(Dataset items)
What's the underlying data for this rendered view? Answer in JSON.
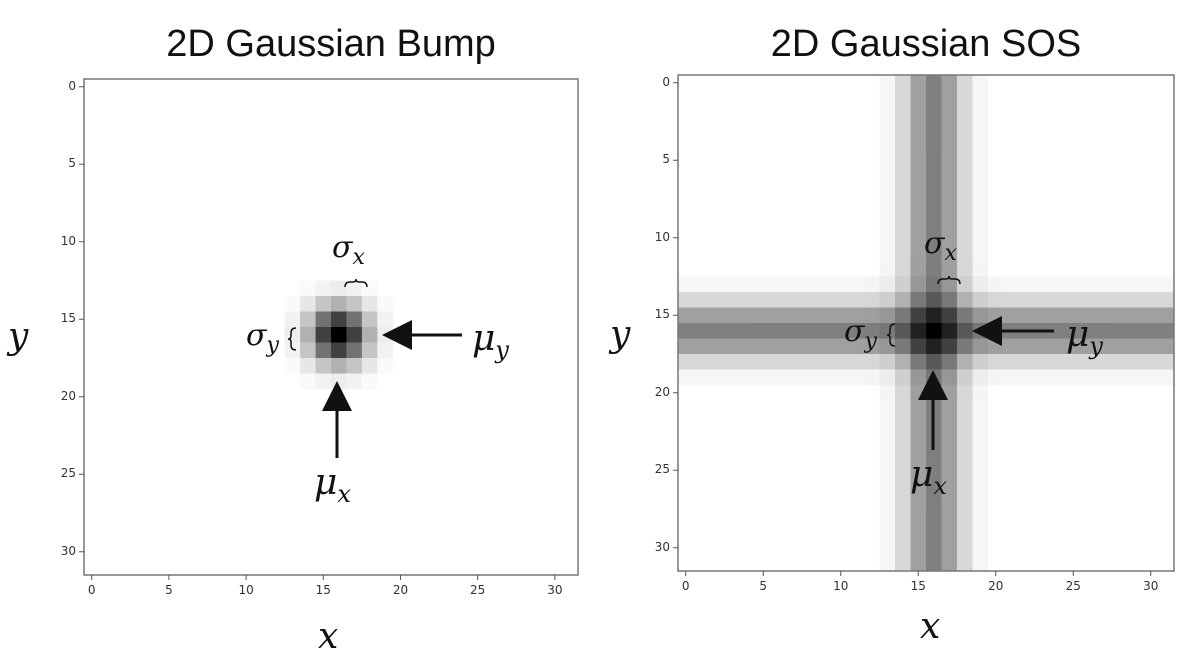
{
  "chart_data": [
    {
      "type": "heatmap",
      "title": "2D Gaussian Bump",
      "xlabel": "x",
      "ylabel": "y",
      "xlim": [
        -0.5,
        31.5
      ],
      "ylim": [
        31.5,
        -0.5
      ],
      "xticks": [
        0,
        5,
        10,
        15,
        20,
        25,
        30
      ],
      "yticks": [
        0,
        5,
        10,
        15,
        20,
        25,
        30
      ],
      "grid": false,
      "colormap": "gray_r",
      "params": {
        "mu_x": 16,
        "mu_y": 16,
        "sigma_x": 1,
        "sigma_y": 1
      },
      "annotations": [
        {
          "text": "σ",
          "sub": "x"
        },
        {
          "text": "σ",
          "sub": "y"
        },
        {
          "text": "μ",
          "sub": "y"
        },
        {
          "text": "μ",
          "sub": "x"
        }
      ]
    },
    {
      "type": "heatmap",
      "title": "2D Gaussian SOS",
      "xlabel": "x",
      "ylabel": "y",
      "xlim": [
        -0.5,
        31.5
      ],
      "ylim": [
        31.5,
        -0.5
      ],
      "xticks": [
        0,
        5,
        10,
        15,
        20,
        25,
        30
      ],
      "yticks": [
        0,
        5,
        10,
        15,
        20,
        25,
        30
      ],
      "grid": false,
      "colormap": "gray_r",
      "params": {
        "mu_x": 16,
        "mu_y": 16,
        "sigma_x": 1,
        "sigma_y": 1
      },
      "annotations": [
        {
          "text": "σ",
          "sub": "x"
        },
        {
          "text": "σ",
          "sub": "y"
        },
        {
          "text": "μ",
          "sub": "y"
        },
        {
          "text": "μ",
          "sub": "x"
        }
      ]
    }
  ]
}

> Written exercise:
Skip the images and write out the rest of the listing exactly.

> The reply:
What's the underlying data for this rendered view? Answer in JSON.
{
  "chart_data": [
    {
      "type": "heatmap",
      "title": "2D Gaussian Bump",
      "xlabel": "x",
      "ylabel": "y",
      "xlim": [
        -0.5,
        31.5
      ],
      "ylim": [
        31.5,
        -0.5
      ],
      "xticks": [
        0,
        5,
        10,
        15,
        20,
        25,
        30
      ],
      "yticks": [
        0,
        5,
        10,
        15,
        20,
        25,
        30
      ],
      "grid": false,
      "colormap": "gray_r",
      "params": {
        "mu_x": 16,
        "mu_y": 16,
        "sigma_x": 1,
        "sigma_y": 1
      },
      "annotations": [
        {
          "text": "σ",
          "sub": "x"
        },
        {
          "text": "σ",
          "sub": "y"
        },
        {
          "text": "μ",
          "sub": "y"
        },
        {
          "text": "μ",
          "sub": "x"
        }
      ]
    },
    {
      "type": "heatmap",
      "title": "2D Gaussian SOS",
      "xlabel": "x",
      "ylabel": "y",
      "xlim": [
        -0.5,
        31.5
      ],
      "ylim": [
        31.5,
        -0.5
      ],
      "xticks": [
        0,
        5,
        10,
        15,
        20,
        25,
        30
      ],
      "yticks": [
        0,
        5,
        10,
        15,
        20,
        25,
        30
      ],
      "grid": false,
      "colormap": "gray_r",
      "params": {
        "mu_x": 16,
        "mu_y": 16,
        "sigma_x": 1,
        "sigma_y": 1
      },
      "annotations": [
        {
          "text": "σ",
          "sub": "x"
        },
        {
          "text": "σ",
          "sub": "y"
        },
        {
          "text": "μ",
          "sub": "y"
        },
        {
          "text": "μ",
          "sub": "x"
        }
      ]
    }
  ]
}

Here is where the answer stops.